▶ WHAT TO PRODUCE:
Give the entries again, word for word.

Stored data
--- Begin ---
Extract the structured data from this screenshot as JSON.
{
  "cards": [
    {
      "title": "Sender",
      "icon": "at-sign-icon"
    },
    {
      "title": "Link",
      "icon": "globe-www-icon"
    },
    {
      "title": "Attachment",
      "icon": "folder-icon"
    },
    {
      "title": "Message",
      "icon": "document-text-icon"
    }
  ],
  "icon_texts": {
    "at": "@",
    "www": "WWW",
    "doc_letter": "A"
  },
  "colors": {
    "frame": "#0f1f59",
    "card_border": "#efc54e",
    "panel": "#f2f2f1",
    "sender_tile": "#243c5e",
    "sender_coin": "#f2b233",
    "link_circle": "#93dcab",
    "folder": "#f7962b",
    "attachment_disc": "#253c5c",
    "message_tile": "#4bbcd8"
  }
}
--- End ---
▶ RIGHT ANSWER:
Extract the structured data from this screenshot as JSON.
{
  "cards": [
    {
      "title": "Sender",
      "icon": "at-sign-icon"
    },
    {
      "title": "Link",
      "icon": "globe-www-icon"
    },
    {
      "title": "Attachment",
      "icon": "folder-icon"
    },
    {
      "title": "Message",
      "icon": "document-text-icon"
    }
  ],
  "icon_texts": {
    "at": "@",
    "www": "WWW",
    "doc_letter": "A"
  },
  "colors": {
    "frame": "#0f1f59",
    "card_border": "#efc54e",
    "panel": "#f2f2f1",
    "sender_tile": "#243c5e",
    "sender_coin": "#f2b233",
    "link_circle": "#93dcab",
    "folder": "#f7962b",
    "attachment_disc": "#253c5c",
    "message_tile": "#4bbcd8"
  }
}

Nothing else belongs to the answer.